:: Exercise aim ::
Where a line of the listing below includes the word "adjusted", reproduce that line.

+ + +

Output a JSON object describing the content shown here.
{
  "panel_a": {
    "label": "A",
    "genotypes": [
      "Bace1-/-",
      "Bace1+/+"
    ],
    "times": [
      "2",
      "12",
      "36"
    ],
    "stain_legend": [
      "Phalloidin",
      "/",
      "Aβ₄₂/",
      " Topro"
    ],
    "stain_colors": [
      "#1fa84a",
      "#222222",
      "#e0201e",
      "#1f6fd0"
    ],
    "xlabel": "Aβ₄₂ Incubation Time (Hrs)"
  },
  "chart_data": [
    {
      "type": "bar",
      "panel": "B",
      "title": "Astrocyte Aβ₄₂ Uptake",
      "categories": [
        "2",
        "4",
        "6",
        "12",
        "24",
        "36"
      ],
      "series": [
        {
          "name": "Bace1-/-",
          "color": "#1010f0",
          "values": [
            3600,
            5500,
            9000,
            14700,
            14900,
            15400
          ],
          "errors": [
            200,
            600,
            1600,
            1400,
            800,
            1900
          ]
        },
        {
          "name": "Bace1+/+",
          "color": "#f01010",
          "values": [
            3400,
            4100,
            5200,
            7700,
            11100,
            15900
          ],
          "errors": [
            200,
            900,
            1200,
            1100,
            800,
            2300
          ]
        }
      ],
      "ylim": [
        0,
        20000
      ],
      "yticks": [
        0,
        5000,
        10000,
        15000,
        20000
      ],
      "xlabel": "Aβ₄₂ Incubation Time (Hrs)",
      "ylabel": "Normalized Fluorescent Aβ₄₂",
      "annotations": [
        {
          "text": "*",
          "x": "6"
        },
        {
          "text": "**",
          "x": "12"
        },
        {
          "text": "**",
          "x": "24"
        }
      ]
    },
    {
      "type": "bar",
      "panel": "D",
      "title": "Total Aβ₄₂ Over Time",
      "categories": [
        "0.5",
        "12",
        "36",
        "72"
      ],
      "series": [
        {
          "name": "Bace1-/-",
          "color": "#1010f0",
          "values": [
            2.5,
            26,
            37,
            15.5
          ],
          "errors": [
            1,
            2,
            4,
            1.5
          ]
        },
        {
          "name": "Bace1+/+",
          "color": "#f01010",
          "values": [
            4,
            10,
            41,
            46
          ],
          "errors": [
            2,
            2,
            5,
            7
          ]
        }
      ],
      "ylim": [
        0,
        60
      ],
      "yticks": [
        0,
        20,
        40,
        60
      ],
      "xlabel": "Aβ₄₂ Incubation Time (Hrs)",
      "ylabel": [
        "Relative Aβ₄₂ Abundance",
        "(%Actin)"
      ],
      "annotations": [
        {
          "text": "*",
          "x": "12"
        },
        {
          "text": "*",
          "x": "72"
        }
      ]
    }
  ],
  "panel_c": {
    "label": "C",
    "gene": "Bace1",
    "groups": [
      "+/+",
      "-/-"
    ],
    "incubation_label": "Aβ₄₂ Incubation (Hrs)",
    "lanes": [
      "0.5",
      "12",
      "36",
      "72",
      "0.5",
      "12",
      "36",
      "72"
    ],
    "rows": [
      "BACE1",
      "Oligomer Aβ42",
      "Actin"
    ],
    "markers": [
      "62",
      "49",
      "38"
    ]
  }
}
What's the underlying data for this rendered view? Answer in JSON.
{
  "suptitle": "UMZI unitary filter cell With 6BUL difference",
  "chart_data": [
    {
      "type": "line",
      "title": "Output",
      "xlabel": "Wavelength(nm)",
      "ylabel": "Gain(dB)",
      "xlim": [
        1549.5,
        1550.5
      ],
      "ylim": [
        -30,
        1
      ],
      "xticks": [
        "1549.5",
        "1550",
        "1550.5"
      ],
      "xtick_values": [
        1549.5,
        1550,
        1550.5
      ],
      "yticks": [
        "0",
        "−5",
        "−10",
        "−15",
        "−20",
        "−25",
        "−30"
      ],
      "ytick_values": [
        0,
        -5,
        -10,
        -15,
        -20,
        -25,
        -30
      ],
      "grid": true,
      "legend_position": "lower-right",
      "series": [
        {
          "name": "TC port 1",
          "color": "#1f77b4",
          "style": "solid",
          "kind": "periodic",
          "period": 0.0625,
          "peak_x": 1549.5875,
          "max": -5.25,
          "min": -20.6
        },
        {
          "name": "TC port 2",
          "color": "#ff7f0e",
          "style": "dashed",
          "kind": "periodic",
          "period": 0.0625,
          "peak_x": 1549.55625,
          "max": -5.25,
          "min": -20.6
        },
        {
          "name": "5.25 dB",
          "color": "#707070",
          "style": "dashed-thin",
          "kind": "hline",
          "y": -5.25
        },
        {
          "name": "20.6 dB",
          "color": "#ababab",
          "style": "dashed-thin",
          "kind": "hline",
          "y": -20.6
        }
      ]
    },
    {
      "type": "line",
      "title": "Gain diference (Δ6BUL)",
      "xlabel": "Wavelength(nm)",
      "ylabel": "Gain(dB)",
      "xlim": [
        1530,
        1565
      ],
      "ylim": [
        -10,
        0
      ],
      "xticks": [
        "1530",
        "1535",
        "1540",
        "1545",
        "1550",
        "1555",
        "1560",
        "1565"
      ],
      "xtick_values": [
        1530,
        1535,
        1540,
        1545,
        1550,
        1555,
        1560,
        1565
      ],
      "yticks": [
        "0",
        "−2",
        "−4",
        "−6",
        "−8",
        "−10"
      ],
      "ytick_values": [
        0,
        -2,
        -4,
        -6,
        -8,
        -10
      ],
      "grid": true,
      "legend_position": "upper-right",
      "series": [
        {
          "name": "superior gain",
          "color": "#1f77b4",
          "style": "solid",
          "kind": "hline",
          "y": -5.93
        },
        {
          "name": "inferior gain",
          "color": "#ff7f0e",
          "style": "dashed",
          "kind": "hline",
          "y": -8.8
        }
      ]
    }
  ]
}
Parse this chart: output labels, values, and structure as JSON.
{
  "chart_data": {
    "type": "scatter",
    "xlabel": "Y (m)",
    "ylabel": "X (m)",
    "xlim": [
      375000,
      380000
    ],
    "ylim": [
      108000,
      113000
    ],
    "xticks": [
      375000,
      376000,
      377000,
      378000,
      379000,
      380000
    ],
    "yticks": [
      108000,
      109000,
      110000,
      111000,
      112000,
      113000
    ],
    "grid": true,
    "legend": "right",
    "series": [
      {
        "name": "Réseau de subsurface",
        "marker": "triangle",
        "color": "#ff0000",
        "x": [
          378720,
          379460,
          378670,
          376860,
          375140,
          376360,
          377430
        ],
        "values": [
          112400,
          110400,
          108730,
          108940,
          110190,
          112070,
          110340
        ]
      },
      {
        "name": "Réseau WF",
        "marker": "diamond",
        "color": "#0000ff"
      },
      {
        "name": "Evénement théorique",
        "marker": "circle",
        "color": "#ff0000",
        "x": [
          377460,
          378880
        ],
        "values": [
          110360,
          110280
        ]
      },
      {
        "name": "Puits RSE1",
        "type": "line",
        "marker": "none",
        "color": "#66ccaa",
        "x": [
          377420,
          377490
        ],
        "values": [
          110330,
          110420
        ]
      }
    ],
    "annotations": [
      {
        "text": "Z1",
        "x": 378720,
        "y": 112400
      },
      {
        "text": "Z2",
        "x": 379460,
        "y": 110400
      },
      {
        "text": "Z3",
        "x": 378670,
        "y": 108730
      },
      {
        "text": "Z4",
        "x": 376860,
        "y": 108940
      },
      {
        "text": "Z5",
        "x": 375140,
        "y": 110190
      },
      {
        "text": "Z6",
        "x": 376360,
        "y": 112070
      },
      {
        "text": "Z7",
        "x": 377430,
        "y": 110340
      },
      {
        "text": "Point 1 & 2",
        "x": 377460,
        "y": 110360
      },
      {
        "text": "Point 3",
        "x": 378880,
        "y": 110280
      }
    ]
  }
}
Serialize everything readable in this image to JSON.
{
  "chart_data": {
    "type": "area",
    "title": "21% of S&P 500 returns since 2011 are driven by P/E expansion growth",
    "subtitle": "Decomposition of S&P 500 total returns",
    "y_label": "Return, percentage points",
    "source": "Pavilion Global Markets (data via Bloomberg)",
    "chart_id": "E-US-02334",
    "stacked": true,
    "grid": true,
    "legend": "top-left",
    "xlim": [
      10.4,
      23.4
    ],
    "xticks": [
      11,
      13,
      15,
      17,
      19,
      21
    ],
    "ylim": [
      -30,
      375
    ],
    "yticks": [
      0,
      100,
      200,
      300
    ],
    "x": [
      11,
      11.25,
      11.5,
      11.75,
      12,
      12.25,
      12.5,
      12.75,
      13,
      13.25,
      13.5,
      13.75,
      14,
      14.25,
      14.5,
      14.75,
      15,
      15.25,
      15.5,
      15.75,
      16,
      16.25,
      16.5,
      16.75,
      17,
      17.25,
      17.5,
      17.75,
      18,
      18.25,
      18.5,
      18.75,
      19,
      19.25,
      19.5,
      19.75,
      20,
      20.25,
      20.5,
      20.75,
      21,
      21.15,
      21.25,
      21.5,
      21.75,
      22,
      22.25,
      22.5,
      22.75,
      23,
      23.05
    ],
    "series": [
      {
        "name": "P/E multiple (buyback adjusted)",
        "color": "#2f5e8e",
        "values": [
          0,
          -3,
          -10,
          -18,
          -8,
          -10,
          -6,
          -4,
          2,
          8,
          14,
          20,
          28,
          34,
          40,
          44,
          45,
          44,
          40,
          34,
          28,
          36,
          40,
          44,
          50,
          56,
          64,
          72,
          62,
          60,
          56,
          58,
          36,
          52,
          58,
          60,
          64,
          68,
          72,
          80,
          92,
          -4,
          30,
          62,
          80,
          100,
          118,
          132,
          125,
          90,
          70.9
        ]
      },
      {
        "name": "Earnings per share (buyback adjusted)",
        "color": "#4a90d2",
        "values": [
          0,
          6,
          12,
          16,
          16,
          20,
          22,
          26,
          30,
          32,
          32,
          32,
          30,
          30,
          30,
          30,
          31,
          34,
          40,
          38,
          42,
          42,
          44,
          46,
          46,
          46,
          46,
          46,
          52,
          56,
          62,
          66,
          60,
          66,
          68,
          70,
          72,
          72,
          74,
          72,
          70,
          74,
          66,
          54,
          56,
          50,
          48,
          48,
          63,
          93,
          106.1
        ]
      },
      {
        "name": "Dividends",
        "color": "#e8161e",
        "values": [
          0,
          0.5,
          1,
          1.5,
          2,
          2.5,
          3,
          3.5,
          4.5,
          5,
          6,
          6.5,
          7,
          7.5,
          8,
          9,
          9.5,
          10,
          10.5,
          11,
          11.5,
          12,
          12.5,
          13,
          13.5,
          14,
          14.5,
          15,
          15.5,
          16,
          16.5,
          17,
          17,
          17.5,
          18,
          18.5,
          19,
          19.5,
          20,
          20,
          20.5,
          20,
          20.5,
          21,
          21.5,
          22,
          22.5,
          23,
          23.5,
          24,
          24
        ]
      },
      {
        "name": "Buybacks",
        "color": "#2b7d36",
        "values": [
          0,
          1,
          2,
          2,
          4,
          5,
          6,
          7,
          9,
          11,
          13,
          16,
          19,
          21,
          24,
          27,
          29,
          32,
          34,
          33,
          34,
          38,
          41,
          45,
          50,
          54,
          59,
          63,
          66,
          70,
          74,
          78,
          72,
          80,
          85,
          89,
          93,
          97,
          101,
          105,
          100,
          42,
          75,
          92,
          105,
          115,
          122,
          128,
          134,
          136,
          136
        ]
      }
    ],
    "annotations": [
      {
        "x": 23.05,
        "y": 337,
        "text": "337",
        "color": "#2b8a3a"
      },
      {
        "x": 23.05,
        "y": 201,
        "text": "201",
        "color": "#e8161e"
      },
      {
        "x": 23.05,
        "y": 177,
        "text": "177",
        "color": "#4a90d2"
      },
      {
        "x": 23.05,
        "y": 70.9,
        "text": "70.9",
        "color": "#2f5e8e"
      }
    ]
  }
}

+ + +

:: Task answer ::
        "name": "P/E multiple (buyback adjusted)",
        "name": "Earnings per share (buyback adjusted)",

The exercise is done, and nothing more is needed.